=== MATERIAL SUPPLIED ===
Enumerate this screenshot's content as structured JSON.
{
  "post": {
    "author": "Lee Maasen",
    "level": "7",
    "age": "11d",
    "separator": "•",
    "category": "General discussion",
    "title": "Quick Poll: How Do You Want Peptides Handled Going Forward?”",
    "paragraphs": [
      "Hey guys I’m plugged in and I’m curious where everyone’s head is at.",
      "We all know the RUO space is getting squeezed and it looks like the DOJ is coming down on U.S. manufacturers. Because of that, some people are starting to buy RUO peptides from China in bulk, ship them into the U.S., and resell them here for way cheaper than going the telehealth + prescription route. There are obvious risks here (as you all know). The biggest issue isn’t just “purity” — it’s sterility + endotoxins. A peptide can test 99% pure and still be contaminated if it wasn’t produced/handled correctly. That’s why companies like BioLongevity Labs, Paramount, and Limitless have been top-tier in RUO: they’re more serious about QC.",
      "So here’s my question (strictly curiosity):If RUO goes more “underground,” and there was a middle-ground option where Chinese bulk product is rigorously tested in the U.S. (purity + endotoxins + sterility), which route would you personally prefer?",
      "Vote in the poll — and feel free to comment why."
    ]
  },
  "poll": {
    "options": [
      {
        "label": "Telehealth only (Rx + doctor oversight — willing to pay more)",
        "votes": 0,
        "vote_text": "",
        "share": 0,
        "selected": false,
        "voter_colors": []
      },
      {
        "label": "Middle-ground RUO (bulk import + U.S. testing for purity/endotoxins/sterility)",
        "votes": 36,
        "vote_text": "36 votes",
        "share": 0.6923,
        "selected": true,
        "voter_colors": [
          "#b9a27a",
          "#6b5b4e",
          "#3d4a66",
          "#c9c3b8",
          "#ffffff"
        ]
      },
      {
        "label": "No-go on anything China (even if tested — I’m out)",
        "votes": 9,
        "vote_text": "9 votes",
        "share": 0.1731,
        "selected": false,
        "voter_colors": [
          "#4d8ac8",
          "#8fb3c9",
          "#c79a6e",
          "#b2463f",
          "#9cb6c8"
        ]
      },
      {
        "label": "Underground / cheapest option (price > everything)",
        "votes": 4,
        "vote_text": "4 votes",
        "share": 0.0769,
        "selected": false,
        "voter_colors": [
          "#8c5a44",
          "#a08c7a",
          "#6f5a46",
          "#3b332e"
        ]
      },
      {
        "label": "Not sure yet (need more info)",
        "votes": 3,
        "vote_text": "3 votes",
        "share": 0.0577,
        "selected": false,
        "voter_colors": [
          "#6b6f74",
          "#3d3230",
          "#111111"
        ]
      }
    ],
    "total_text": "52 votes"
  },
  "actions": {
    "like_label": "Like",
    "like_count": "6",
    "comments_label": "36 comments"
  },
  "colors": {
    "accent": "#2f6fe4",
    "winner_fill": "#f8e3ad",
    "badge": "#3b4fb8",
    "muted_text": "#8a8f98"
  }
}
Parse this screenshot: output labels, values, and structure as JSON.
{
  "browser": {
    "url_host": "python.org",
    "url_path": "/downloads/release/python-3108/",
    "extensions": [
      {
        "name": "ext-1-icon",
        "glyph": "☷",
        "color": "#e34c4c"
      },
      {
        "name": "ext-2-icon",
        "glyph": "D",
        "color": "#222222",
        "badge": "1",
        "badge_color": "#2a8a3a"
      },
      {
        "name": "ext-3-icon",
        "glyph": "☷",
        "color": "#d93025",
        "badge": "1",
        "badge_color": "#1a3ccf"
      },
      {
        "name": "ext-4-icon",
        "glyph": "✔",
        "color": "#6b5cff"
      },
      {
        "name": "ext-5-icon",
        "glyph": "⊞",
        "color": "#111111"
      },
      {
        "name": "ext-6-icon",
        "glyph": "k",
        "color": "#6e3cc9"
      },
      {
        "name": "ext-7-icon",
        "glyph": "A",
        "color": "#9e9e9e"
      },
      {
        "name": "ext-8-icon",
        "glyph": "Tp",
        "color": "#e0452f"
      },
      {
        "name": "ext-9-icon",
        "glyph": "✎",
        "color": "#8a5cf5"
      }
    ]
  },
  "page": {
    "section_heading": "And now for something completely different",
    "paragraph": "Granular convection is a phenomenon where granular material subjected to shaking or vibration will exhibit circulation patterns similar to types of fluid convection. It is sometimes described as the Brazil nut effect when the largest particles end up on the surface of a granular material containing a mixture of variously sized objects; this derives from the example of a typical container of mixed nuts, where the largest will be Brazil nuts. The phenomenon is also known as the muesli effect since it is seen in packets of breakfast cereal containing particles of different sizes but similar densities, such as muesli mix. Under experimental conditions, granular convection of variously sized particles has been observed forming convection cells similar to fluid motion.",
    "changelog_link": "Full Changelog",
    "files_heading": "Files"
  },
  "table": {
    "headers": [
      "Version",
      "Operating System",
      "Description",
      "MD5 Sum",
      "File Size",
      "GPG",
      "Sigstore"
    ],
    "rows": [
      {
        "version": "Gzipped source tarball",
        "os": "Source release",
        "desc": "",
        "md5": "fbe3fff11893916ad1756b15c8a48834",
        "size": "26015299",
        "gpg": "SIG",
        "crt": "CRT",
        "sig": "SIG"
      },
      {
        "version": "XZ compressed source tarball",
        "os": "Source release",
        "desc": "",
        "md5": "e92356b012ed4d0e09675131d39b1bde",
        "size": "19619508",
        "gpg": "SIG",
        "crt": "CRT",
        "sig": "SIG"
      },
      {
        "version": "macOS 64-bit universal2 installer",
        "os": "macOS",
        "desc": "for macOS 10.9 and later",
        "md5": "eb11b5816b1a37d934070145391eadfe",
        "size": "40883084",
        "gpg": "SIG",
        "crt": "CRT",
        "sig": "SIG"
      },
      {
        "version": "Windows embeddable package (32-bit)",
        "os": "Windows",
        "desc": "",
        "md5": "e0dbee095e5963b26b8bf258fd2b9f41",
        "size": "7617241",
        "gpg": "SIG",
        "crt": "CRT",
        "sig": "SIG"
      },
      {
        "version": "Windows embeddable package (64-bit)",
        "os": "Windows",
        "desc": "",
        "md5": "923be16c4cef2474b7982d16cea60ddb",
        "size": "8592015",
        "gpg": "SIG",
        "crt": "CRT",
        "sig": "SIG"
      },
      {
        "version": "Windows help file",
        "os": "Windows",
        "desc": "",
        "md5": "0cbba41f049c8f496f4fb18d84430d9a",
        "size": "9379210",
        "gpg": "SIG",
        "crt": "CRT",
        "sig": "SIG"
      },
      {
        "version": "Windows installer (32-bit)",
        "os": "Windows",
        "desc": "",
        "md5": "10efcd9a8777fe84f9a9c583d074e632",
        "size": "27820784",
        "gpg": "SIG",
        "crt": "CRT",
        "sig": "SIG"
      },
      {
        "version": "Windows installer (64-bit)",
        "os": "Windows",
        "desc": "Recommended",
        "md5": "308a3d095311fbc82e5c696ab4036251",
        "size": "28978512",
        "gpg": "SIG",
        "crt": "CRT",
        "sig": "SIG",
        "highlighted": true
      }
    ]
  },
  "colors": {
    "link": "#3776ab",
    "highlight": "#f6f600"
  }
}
===
_TASK BRIEF_.
Go through the data and return every record exactly.

_EXPECTED ANSWER_.
Enumerate this screenshot's content as structured JSON.
{
  "post": {
    "author": "Lee Maasen",
    "level": "7",
    "age": "11d",
    "separator": "•",
    "category": "General discussion",
    "title": "Quick Poll: How Do You Want Peptides Handled Going Forward?”",
    "paragraphs": [
      "Hey guys I’m plugged in and I’m curious where everyone’s head is at.",
      "We all know the RUO space is getting squeezed and it looks like the DOJ is coming down on U.S. manufacturers. Because of that, some people are starting to buy RUO peptides from China in bulk, ship them into the U.S., and resell them here for way cheaper than going the telehealth + prescription route. There are obvious risks here (as you all know). The biggest issue isn’t just “purity” — it’s sterility + endotoxins. A peptide can test 99% pure and still be contaminated if it wasn’t produced/handled correctly. That’s why companies like BioLongevity Labs, Paramount, and Limitless have been top-tier in RUO: they’re more serious about QC.",
      "So here’s my question (strictly curiosity):If RUO goes more “underground,” and there was a middle-ground option where Chinese bulk product is rigorously tested in the U.S. (purity + endotoxins + sterility), which route would you personally prefer?",
      "Vote in the poll — and feel free to comment why."
    ]
  },
  "poll": {
    "options": [
      {
        "label": "Telehealth only (Rx + doctor oversight — willing to pay more)",
        "votes": 0,
        "vote_text": "",
        "share": 0,
        "selected": false,
        "voter_colors": []
      },
      {
        "label": "Middle-ground RUO (bulk import + U.S. testing for purity/endotoxins/sterility)",
        "votes": 36,
        "vote_text": "36 votes",
        "share": 0.6923,
        "selected": true,
        "voter_colors": [
          "#b9a27a",
          "#6b5b4e",
          "#3d4a66",
          "#c9c3b8",
          "#ffffff"
        ]
      },
      {
        "label": "No-go on anything China (even if tested — I’m out)",
        "votes": 9,
        "vote_text": "9 votes",
        "share": 0.1731,
        "selected": false,
        "voter_colors": [
          "#4d8ac8",
          "#8fb3c9",
          "#c79a6e",
          "#b2463f",
          "#9cb6c8"
        ]
      },
      {
        "label": "Underground / cheapest option (price > everything)",
        "votes": 4,
        "vote_text": "4 votes",
        "share": 0.0769,
        "selected": false,
        "voter_colors": [
          "#8c5a44",
          "#a08c7a",
          "#6f5a46",
          "#3b332e"
        ]
      },
      {
        "label": "Not sure yet (need more info)",
        "votes": 3,
        "vote_text": "3 votes",
        "share": 0.0577,
        "selected": false,
        "voter_colors": [
          "#6b6f74",
          "#3d3230",
          "#111111"
        ]
      }
    ],
    "total_text": "52 votes"
  },
  "actions": {
    "like_label": "Like",
    "like_count": "6",
    "comments_label": "36 comments"
  },
  "colors": {
    "accent": "#2f6fe4",
    "winner_fill": "#f8e3ad",
    "badge": "#3b4fb8",
    "muted_text": "#8a8f98"
  }
}
Parse this screenshot: output labels, values, and structure as JSON.
{
  "browser": {
    "url_host": "python.org",
    "url_path": "/downloads/release/python-3108/",
    "extensions": [
      {
        "name": "ext-1-icon",
        "glyph": "☷",
        "color": "#e34c4c"
      },
      {
        "name": "ext-2-icon",
        "glyph": "D",
        "color": "#222222",
        "badge": "1",
        "badge_color": "#2a8a3a"
      },
      {
        "name": "ext-3-icon",
        "glyph": "☷",
        "color": "#d93025",
        "badge": "1",
        "badge_color": "#1a3ccf"
      },
      {
        "name": "ext-4-icon",
        "glyph": "✔",
        "color": "#6b5cff"
      },
      {
        "name": "ext-5-icon",
        "glyph": "⊞",
        "color": "#111111"
      },
      {
        "name": "ext-6-icon",
        "glyph": "k",
        "color": "#6e3cc9"
      },
      {
        "name": "ext-7-icon",
        "glyph": "A",
        "color": "#9e9e9e"
      },
      {
        "name": "ext-8-icon",
        "glyph": "Tp",
        "color": "#e0452f"
      },
      {
        "name": "ext-9-icon",
        "glyph": "✎",
        "color": "#8a5cf5"
      }
    ]
  },
  "page": {
    "section_heading": "And now for something completely different",
    "paragraph": "Granular convection is a phenomenon where granular material subjected to shaking or vibration will exhibit circulation patterns similar to types of fluid convection. It is sometimes described as the Brazil nut effect when the largest particles end up on the surface of a granular material containing a mixture of variously sized objects; this derives from the example of a typical container of mixed nuts, where the largest will be Brazil nuts. The phenomenon is also known as the muesli effect since it is seen in packets of breakfast cereal containing particles of different sizes but similar densities, such as muesli mix. Under experimental conditions, granular convection of variously sized particles has been observed forming convection cells similar to fluid motion.",
    "changelog_link": "Full Changelog",
    "files_heading": "Files"
  },
  "table": {
    "headers": [
      "Version",
      "Operating System",
      "Description",
      "MD5 Sum",
      "File Size",
      "GPG",
      "Sigstore"
    ],
    "rows": [
      {
        "version": "Gzipped source tarball",
        "os": "Source release",
        "desc": "",
        "md5": "fbe3fff11893916ad1756b15c8a48834",
        "size": "26015299",
        "gpg": "SIG",
        "crt": "CRT",
        "sig": "SIG"
      },
      {
        "version": "XZ compressed source tarball",
        "os": "Source release",
        "desc": "",
        "md5": "e92356b012ed4d0e09675131d39b1bde",
        "size": "19619508",
        "gpg": "SIG",
        "crt": "CRT",
        "sig": "SIG"
      },
      {
        "version": "macOS 64-bit universal2 installer",
        "os": "macOS",
        "desc": "for macOS 10.9 and later",
        "md5": "eb11b5816b1a37d934070145391eadfe",
        "size": "40883084",
        "gpg": "SIG",
        "crt": "CRT",
        "sig": "SIG"
      },
      {
        "version": "Windows embeddable package (32-bit)",
        "os": "Windows",
        "desc": "",
        "md5": "e0dbee095e5963b26b8bf258fd2b9f41",
        "size": "7617241",
        "gpg": "SIG",
        "crt": "CRT",
        "sig": "SIG"
      },
      {
        "version": "Windows embeddable package (64-bit)",
        "os": "Windows",
        "desc": "",
        "md5": "923be16c4cef2474b7982d16cea60ddb",
        "size": "8592015",
        "gpg": "SIG",
        "crt": "CRT",
        "sig": "SIG"
      },
      {
        "version": "Windows help file",
        "os": "Windows",
        "desc": "",
        "md5": "0cbba41f049c8f496f4fb18d84430d9a",
        "size": "9379210",
        "gpg": "SIG",
        "crt": "CRT",
        "sig": "SIG"
      },
      {
        "version": "Windows installer (32-bit)",
        "os": "Windows",
        "desc": "",
        "md5": "10efcd9a8777fe84f9a9c583d074e632",
        "size": "27820784",
        "gpg": "SIG",
        "crt": "CRT",
        "sig": "SIG"
      },
      {
        "version": "Windows installer (64-bit)",
        "os": "Windows",
        "desc": "Recommended",
        "md5": "308a3d095311fbc82e5c696ab4036251",
        "size": "28978512",
        "gpg": "SIG",
        "crt": "CRT",
        "sig": "SIG",
        "highlighted": true
      }
    ]
  },
  "colors": {
    "link": "#3776ab",
    "highlight": "#f6f600"
  }
}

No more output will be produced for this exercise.